--- begin Record extracts ---

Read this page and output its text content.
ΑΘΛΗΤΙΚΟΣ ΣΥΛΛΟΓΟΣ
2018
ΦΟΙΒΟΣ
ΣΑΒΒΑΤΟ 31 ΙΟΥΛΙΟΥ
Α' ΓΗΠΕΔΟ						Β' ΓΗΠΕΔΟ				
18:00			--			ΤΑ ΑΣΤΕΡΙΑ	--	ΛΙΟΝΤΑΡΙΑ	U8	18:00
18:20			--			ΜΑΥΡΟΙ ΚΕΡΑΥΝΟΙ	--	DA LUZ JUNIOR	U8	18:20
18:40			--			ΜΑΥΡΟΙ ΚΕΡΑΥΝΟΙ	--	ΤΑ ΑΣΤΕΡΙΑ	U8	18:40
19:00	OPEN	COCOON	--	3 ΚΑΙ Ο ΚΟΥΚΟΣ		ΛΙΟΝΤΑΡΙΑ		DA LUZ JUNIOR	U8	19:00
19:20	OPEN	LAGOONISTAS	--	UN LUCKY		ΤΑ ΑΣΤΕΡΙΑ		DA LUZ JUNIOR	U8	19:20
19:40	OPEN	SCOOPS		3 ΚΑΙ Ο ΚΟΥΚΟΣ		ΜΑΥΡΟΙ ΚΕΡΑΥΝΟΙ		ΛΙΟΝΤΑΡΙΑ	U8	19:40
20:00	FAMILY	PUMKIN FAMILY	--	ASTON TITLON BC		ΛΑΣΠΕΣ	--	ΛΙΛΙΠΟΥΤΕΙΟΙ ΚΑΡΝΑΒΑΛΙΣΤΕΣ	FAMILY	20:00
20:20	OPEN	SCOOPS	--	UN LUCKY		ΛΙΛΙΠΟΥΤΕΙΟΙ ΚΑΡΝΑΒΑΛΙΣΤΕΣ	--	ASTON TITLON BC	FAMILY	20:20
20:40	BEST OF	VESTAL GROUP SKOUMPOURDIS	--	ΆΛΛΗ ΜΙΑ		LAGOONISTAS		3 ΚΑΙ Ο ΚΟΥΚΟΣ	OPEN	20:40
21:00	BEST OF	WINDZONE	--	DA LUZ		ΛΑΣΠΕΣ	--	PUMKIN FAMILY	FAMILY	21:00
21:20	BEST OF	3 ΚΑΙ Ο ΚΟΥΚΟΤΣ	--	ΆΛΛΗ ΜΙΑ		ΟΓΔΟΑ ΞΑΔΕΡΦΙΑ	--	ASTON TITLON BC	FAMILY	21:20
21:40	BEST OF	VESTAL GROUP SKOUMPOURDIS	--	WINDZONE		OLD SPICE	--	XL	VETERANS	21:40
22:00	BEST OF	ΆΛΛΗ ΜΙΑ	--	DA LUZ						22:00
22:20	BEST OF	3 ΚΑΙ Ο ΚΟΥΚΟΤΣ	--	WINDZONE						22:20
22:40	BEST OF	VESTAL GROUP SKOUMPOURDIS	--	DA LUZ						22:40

--- end Record extracts ---

**Given task:** The records above are to be copied in full, exactly as written.

**Answer to the exercise:**
Read this page and output its text content.
ΑΘΛΗΤΙΚΟΣ ΣΥΛΛΟΓΟΣ
2018
ΦΟΙΒΟΣ
ΣΑΒΒΑΤΟ 31 ΙΟΥΛΙΟΥ
Α' ΓΗΠΕΔΟ						Β' ΓΗΠΕΔΟ				
18:00			--			ΤΑ ΑΣΤΕΡΙΑ	--	ΛΙΟΝΤΑΡΙΑ	U8	18:00
18:20			--			ΜΑΥΡΟΙ ΚΕΡΑΥΝΟΙ	--	DA LUZ JUNIOR	U8	18:20
18:40			--			ΜΑΥΡΟΙ ΚΕΡΑΥΝΟΙ	--	ΤΑ ΑΣΤΕΡΙΑ	U8	18:40
19:00	OPEN	COCOON	--	3 ΚΑΙ Ο ΚΟΥΚΟΣ		ΛΙΟΝΤΑΡΙΑ		DA LUZ JUNIOR	U8	19:00
19:20	OPEN	LAGOONISTAS	--	UN LUCKY		ΤΑ ΑΣΤΕΡΙΑ		DA LUZ JUNIOR	U8	19:20
19:40	OPEN	SCOOPS		3 ΚΑΙ Ο ΚΟΥΚΟΣ		ΜΑΥΡΟΙ ΚΕΡΑΥΝΟΙ		ΛΙΟΝΤΑΡΙΑ	U8	19:40
20:00	FAMILY	PUMKIN FAMILY	--	ASTON TITLON BC		ΛΑΣΠΕΣ	--	ΛΙΛΙΠΟΥΤΕΙΟΙ ΚΑΡΝΑΒΑΛΙΣΤΕΣ	FAMILY	20:00
20:20	OPEN	SCOOPS	--	UN LUCKY		ΛΙΛΙΠΟΥΤΕΙΟΙ ΚΑΡΝΑΒΑΛΙΣΤΕΣ	--	ASTON TITLON BC	FAMILY	20:20
20:40	BEST OF	VESTAL GROUP SKOUMPOURDIS	--	ΆΛΛΗ ΜΙΑ		LAGOONISTAS		3 ΚΑΙ Ο ΚΟΥΚΟΣ	OPEN	20:40
21:00	BEST OF	WINDZONE	--	DA LUZ		ΛΑΣΠΕΣ	--	PUMKIN FAMILY	FAMILY	21:00
21:20	BEST OF	3 ΚΑΙ Ο ΚΟΥΚΟΤΣ	--	ΆΛΛΗ ΜΙΑ		ΟΓΔΟΑ ΞΑΔΕΡΦΙΑ	--	ASTON TITLON BC	FAMILY	21:20
21:40	BEST OF	VESTAL GROUP SKOUMPOURDIS	--	WINDZONE		OLD SPICE	--	XL	VETERANS	21:40
22:00	BEST OF	ΆΛΛΗ ΜΙΑ	--	DA LUZ						22:00
22:20	BEST OF	3 ΚΑΙ Ο ΚΟΥΚΟΤΣ	--	WINDZONE						22:20
22:40	BEST OF	VESTAL GROUP SKOUMPOURDIS	--	DA LUZ						22:40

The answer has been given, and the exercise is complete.